* [Given data]:

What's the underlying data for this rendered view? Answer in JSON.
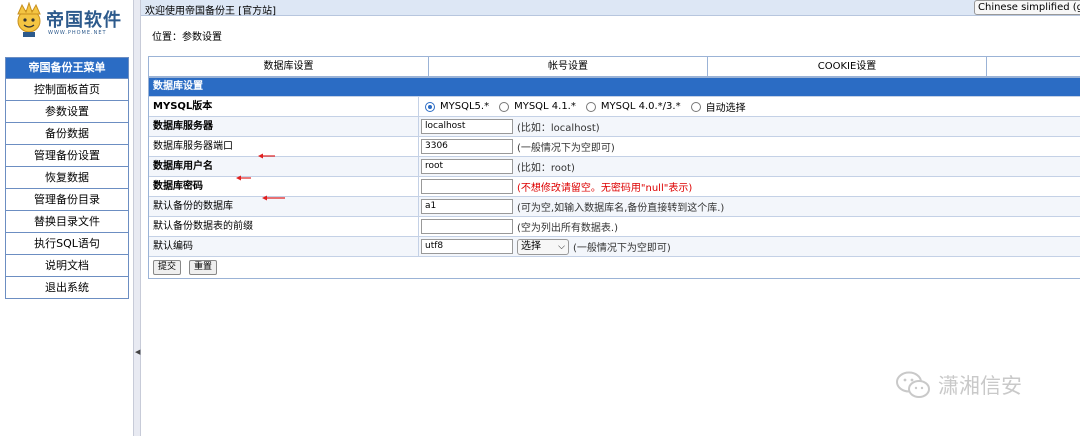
{
  "topbar": {
    "title": "欢迎使用帝国备份王 [官方站]",
    "language": "Chinese simplified (gb23"
  },
  "logo": {
    "name": "帝国软件",
    "sub": "WWW.PHOME.NET"
  },
  "menu": {
    "title": "帝国备份王菜单",
    "items": [
      "控制面板首页",
      "参数设置",
      "备份数据",
      "管理备份设置",
      "恢复数据",
      "管理备份目录",
      "替换目录文件",
      "执行SQL语句",
      "说明文档",
      "退出系统"
    ]
  },
  "breadcrumb": "位置：参数设置",
  "tabs": [
    "数据库设置",
    "帐号设置",
    "COOKIE设置",
    ""
  ],
  "form": {
    "section_title": "数据库设置",
    "mysql_version": {
      "label": "MYSQL版本",
      "options": [
        "MYSQL5.*",
        "MYSQL 4.1.*",
        "MYSQL 4.0.*/3.*",
        "自动选择"
      ],
      "selected": "MYSQL5.*"
    },
    "db_server": {
      "label": "数据库服务器",
      "value": "localhost",
      "hint": "(比如：localhost)"
    },
    "db_port": {
      "label": "数据库服务器端口",
      "value": "3306",
      "hint": "(一般情况下为空即可)"
    },
    "db_user": {
      "label": "数据库用户名",
      "value": "root",
      "hint": "(比如：root)"
    },
    "db_password": {
      "label": "数据库密码",
      "value": "",
      "hint": "(不想修改请留空。无密码用\"null\"表示)"
    },
    "default_db": {
      "label": "默认备份的数据库",
      "value": "a1",
      "hint": "(可为空,如输入数据库名,备份直接转到这个库.)"
    },
    "table_prefix": {
      "label": "默认备份数据表的前缀",
      "value": "",
      "hint": "(空为列出所有数据表.)"
    },
    "charset": {
      "label": "默认编码",
      "value": "utf8",
      "select_label": "选择",
      "hint": "(一般情况下为空即可)"
    },
    "submit_label": "提交",
    "reset_label": "重置"
  },
  "watermark": "潇湘信安",
  "colors": {
    "accent": "#2b6cc4",
    "hint_red": "#dd0000",
    "arrow_red": "#e02020"
  }
}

* [What you should do]: Reproduce all entries without any change, and omit the pictures.

* [Full solution]:
What's the underlying data for this rendered view? Answer in JSON.
{
  "topbar": {
    "title": "欢迎使用帝国备份王 [官方站]",
    "language": "Chinese simplified (gb23"
  },
  "logo": {
    "name": "帝国软件",
    "sub": "WWW.PHOME.NET"
  },
  "menu": {
    "title": "帝国备份王菜单",
    "items": [
      "控制面板首页",
      "参数设置",
      "备份数据",
      "管理备份设置",
      "恢复数据",
      "管理备份目录",
      "替换目录文件",
      "执行SQL语句",
      "说明文档",
      "退出系统"
    ]
  },
  "breadcrumb": "位置：参数设置",
  "tabs": [
    "数据库设置",
    "帐号设置",
    "COOKIE设置",
    ""
  ],
  "form": {
    "section_title": "数据库设置",
    "mysql_version": {
      "label": "MYSQL版本",
      "options": [
        "MYSQL5.*",
        "MYSQL 4.1.*",
        "MYSQL 4.0.*/3.*",
        "自动选择"
      ],
      "selected": "MYSQL5.*"
    },
    "db_server": {
      "label": "数据库服务器",
      "value": "localhost",
      "hint": "(比如：localhost)"
    },
    "db_port": {
      "label": "数据库服务器端口",
      "value": "3306",
      "hint": "(一般情况下为空即可)"
    },
    "db_user": {
      "label": "数据库用户名",
      "value": "root",
      "hint": "(比如：root)"
    },
    "db_password": {
      "label": "数据库密码",
      "value": "",
      "hint": "(不想修改请留空。无密码用\"null\"表示)"
    },
    "default_db": {
      "label": "默认备份的数据库",
      "value": "a1",
      "hint": "(可为空,如输入数据库名,备份直接转到这个库.)"
    },
    "table_prefix": {
      "label": "默认备份数据表的前缀",
      "value": "",
      "hint": "(空为列出所有数据表.)"
    },
    "charset": {
      "label": "默认编码",
      "value": "utf8",
      "select_label": "选择",
      "hint": "(一般情况下为空即可)"
    },
    "submit_label": "提交",
    "reset_label": "重置"
  },
  "watermark": "潇湘信安",
  "colors": {
    "accent": "#2b6cc4",
    "hint_red": "#dd0000",
    "arrow_red": "#e02020"
  }
}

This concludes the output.